• _DESCRIPTION OF THE TASK_
Rewrite every row below with each "x-tick-label" changed to "x-axis-label", keeping everything else the same.

• _DATASET CONTENT_
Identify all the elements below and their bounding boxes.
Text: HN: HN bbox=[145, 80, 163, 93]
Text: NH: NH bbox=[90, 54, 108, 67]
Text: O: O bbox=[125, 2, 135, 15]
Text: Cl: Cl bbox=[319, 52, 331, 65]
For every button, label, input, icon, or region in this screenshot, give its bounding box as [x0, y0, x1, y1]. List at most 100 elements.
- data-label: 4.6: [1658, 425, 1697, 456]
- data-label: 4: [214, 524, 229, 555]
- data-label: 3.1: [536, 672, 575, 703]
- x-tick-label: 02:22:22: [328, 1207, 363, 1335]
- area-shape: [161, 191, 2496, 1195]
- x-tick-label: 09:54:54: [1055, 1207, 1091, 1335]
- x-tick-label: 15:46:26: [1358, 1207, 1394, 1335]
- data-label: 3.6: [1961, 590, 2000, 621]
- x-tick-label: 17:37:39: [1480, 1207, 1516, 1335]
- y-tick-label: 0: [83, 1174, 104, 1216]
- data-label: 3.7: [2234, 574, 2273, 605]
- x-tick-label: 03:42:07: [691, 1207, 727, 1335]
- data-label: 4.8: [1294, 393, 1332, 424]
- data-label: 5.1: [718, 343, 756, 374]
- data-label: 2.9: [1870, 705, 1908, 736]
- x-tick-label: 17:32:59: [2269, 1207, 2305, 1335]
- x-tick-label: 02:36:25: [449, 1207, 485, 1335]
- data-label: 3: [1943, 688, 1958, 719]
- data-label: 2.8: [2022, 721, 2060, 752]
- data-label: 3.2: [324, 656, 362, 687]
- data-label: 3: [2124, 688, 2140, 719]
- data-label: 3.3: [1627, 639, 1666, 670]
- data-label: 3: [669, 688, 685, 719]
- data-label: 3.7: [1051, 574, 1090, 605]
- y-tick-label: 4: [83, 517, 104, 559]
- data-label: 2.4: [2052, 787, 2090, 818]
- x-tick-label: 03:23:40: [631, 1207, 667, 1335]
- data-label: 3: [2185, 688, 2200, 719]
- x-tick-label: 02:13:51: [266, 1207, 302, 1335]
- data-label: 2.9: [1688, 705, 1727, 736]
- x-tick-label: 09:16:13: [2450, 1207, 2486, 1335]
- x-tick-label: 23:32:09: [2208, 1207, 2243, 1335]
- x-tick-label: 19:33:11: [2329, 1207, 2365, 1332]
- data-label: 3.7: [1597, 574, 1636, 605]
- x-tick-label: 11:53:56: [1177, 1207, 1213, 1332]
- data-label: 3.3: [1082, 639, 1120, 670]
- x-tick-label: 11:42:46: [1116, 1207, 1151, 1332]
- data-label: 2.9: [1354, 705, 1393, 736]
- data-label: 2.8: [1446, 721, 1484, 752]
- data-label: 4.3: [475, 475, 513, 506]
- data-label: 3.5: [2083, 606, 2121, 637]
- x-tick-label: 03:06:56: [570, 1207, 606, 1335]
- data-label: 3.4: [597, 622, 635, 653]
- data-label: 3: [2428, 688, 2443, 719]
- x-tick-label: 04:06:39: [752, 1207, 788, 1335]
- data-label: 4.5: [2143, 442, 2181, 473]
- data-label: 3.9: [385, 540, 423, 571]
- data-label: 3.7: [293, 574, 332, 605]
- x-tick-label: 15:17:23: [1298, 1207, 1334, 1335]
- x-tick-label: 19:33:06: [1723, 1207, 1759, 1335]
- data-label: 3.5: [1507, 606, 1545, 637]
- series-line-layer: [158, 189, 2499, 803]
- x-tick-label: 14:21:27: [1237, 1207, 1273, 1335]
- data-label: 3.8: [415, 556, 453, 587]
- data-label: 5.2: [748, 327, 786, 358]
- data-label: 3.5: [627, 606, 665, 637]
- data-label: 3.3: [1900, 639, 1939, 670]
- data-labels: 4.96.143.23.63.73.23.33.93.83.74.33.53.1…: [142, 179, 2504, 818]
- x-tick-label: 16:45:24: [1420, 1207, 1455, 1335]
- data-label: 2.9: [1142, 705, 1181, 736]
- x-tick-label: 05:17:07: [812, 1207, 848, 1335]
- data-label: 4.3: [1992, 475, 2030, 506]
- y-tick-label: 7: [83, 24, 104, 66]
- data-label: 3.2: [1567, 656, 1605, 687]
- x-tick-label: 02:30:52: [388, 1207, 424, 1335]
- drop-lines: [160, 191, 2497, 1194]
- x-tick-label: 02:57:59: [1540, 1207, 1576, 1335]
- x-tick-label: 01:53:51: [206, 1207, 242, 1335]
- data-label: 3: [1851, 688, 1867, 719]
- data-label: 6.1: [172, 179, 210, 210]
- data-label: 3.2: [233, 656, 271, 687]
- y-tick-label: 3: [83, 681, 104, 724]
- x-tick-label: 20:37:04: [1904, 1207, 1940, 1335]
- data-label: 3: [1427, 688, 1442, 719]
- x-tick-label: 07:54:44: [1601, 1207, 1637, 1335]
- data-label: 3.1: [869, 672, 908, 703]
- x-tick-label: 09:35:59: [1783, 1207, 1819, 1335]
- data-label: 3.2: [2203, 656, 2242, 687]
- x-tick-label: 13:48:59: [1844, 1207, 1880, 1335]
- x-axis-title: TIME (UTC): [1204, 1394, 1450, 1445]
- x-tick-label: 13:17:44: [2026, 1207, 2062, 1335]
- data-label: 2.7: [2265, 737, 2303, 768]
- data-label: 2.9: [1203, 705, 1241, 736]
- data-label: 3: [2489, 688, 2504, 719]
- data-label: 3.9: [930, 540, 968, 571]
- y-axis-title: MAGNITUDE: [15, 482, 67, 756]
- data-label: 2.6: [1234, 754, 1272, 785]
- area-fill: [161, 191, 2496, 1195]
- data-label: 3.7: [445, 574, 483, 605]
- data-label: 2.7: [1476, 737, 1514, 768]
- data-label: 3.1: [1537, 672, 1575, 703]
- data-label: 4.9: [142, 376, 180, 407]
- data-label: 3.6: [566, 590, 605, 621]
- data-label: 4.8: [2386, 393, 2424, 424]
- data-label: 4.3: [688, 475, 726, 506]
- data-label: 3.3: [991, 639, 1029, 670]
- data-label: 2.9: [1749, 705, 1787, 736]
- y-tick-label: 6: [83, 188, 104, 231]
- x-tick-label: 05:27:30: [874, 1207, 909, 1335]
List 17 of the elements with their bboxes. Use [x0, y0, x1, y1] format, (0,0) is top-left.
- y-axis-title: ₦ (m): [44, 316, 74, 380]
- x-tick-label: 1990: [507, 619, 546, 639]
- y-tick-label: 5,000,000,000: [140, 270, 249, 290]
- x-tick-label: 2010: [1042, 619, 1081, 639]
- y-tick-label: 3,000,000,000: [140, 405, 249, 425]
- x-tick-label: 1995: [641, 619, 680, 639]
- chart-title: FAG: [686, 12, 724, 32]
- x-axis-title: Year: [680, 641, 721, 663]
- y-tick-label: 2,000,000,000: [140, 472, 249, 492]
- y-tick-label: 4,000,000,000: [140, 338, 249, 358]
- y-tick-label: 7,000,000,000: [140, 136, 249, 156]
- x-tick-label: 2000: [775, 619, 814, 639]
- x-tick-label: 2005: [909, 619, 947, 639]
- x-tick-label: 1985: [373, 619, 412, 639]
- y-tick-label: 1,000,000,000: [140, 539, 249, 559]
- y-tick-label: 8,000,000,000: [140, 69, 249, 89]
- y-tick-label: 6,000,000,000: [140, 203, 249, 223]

• _WRITTEN ANSWER_
Identify all the elements below and their bounding boxes.
Text: HN: HN bbox=[145, 80, 163, 93]
Text: NH: NH bbox=[90, 54, 108, 67]
Text: O: O bbox=[125, 2, 135, 15]
Text: Cl: Cl bbox=[319, 52, 331, 65]
For every button, label, input, icon, or region in this screenshot, give its bounding box as [x0, y0, x1, y1]. List at most 100 elements.
- data-label: 4.6: [1658, 425, 1697, 456]
- data-label: 4: [214, 524, 229, 555]
- data-label: 3.1: [536, 672, 575, 703]
- x-axis-label: 02:22:22: [328, 1207, 363, 1335]
- area-shape: [161, 191, 2496, 1195]
- x-axis-label: 09:54:54: [1055, 1207, 1091, 1335]
- x-axis-label: 15:46:26: [1358, 1207, 1394, 1335]
- data-label: 3.6: [1961, 590, 2000, 621]
- x-axis-label: 17:37:39: [1480, 1207, 1516, 1335]
- y-tick-label: 0: [83, 1174, 104, 1216]
- data-label: 3.7: [2234, 574, 2273, 605]
- x-axis-label: 03:42:07: [691, 1207, 727, 1335]
- data-label: 4.8: [1294, 393, 1332, 424]
- data-label: 5.1: [718, 343, 756, 374]
- data-label: 2.9: [1870, 705, 1908, 736]
- x-axis-label: 17:32:59: [2269, 1207, 2305, 1335]
- x-axis-label: 02:36:25: [449, 1207, 485, 1335]
- data-label: 3: [1943, 688, 1958, 719]
- data-label: 2.8: [2022, 721, 2060, 752]
- data-label: 3.2: [324, 656, 362, 687]
- data-label: 3: [2124, 688, 2140, 719]
- data-label: 3.3: [1627, 639, 1666, 670]
- data-label: 3: [669, 688, 685, 719]
- data-label: 3.7: [1051, 574, 1090, 605]
- y-tick-label: 4: [83, 517, 104, 559]
- data-label: 2.4: [2052, 787, 2090, 818]
- x-axis-label: 03:23:40: [631, 1207, 667, 1335]
- data-label: 3: [2185, 688, 2200, 719]
- x-axis-label: 02:13:51: [266, 1207, 302, 1335]
- data-label: 2.9: [1688, 705, 1727, 736]
- x-axis-label: 09:16:13: [2450, 1207, 2486, 1335]
- x-axis-label: 23:32:09: [2208, 1207, 2243, 1335]
- x-axis-label: 19:33:11: [2329, 1207, 2365, 1332]
- data-label: 3.7: [1597, 574, 1636, 605]
- x-axis-label: 11:53:56: [1177, 1207, 1213, 1332]
- data-label: 3.3: [1082, 639, 1120, 670]
- x-axis-label: 11:42:46: [1116, 1207, 1151, 1332]
- data-label: 2.9: [1354, 705, 1393, 736]
- data-label: 2.8: [1446, 721, 1484, 752]
- data-label: 4.3: [475, 475, 513, 506]
- data-label: 3.5: [2083, 606, 2121, 637]
- x-axis-label: 03:06:56: [570, 1207, 606, 1335]
- data-label: 3.4: [597, 622, 635, 653]
- data-label: 3: [2428, 688, 2443, 719]
- x-axis-label: 04:06:39: [752, 1207, 788, 1335]
- data-label: 4.5: [2143, 442, 2181, 473]
- data-label: 3.9: [385, 540, 423, 571]
- data-label: 3.7: [293, 574, 332, 605]
- x-axis-label: 15:17:23: [1298, 1207, 1334, 1335]
- x-axis-label: 19:33:06: [1723, 1207, 1759, 1335]
- data-label: 3.5: [1507, 606, 1545, 637]
- series-line-layer: [158, 189, 2499, 803]
- x-axis-label: 14:21:27: [1237, 1207, 1273, 1335]
- data-label: 3.8: [415, 556, 453, 587]
- data-label: 5.2: [748, 327, 786, 358]
- data-label: 3.5: [627, 606, 665, 637]
- data-label: 3.3: [1900, 639, 1939, 670]
- data-labels: 4.96.143.23.63.73.23.33.93.83.74.33.53.1…: [142, 179, 2504, 818]
- x-axis-label: 16:45:24: [1420, 1207, 1455, 1335]
- data-label: 2.9: [1142, 705, 1181, 736]
- x-axis-label: 05:17:07: [812, 1207, 848, 1335]
- data-label: 4.3: [1992, 475, 2030, 506]
- y-tick-label: 7: [83, 24, 104, 66]
- data-label: 3.2: [1567, 656, 1605, 687]
- x-axis-label: 02:30:52: [388, 1207, 424, 1335]
- drop-lines: [160, 191, 2497, 1194]
- x-axis-label: 02:57:59: [1540, 1207, 1576, 1335]
- x-axis-label: 01:53:51: [206, 1207, 242, 1335]
- data-label: 3: [1851, 688, 1867, 719]
- data-label: 6.1: [172, 179, 210, 210]
- data-label: 3.2: [233, 656, 271, 687]
- y-tick-label: 3: [83, 681, 104, 724]
- x-axis-label: 20:37:04: [1904, 1207, 1940, 1335]
- data-label: 3: [1427, 688, 1442, 719]
- x-axis-label: 07:54:44: [1601, 1207, 1637, 1335]
- data-label: 3.1: [869, 672, 908, 703]
- x-axis-label: 09:35:59: [1783, 1207, 1819, 1335]
- data-label: 3.2: [2203, 656, 2242, 687]
- x-axis-label: 13:48:59: [1844, 1207, 1880, 1335]
- x-axis-title: TIME (UTC): [1204, 1394, 1450, 1445]
- x-axis-label: 13:17:44: [2026, 1207, 2062, 1335]
- data-label: 2.7: [2265, 737, 2303, 768]
- data-label: 2.9: [1203, 705, 1241, 736]
- data-label: 3: [2489, 688, 2504, 719]
- data-label: 3.9: [930, 540, 968, 571]
- y-axis-title: MAGNITUDE: [15, 482, 67, 756]
- data-label: 2.6: [1234, 754, 1272, 785]
- area-fill: [161, 191, 2496, 1195]
- data-label: 3.7: [445, 574, 483, 605]
- data-label: 2.7: [1476, 737, 1514, 768]
- data-label: 3.1: [1537, 672, 1575, 703]
- data-label: 4.9: [142, 376, 180, 407]
- data-label: 3.6: [566, 590, 605, 621]
- data-label: 4.8: [2386, 393, 2424, 424]
- data-label: 4.3: [688, 475, 726, 506]
- data-label: 3.3: [991, 639, 1029, 670]
- data-label: 2.9: [1749, 705, 1787, 736]
- y-tick-label: 6: [83, 188, 104, 231]
- x-axis-label: 05:27:30: [874, 1207, 909, 1335]
List 17 of the elements with their bboxes. Use [x0, y0, x1, y1] format, (0,0) is top-left.
- y-axis-title: ₦ (m): [44, 316, 74, 380]
- x-axis-label: 1990: [507, 619, 546, 639]
- y-tick-label: 5,000,000,000: [140, 270, 249, 290]
- x-axis-label: 2010: [1042, 619, 1081, 639]
- y-tick-label: 3,000,000,000: [140, 405, 249, 425]
- x-axis-label: 1995: [641, 619, 680, 639]
- chart-title: FAG: [686, 12, 724, 32]
- x-axis-title: Year: [680, 641, 721, 663]
- y-tick-label: 2,000,000,000: [140, 472, 249, 492]
- y-tick-label: 4,000,000,000: [140, 338, 249, 358]
- y-tick-label: 7,000,000,000: [140, 136, 249, 156]
- x-axis-label: 2000: [775, 619, 814, 639]
- x-axis-label: 2005: [909, 619, 947, 639]
- x-axis-label: 1985: [373, 619, 412, 639]
- y-tick-label: 1,000,000,000: [140, 539, 249, 559]
- y-tick-label: 8,000,000,000: [140, 69, 249, 89]
- y-tick-label: 6,000,000,000: [140, 203, 249, 223]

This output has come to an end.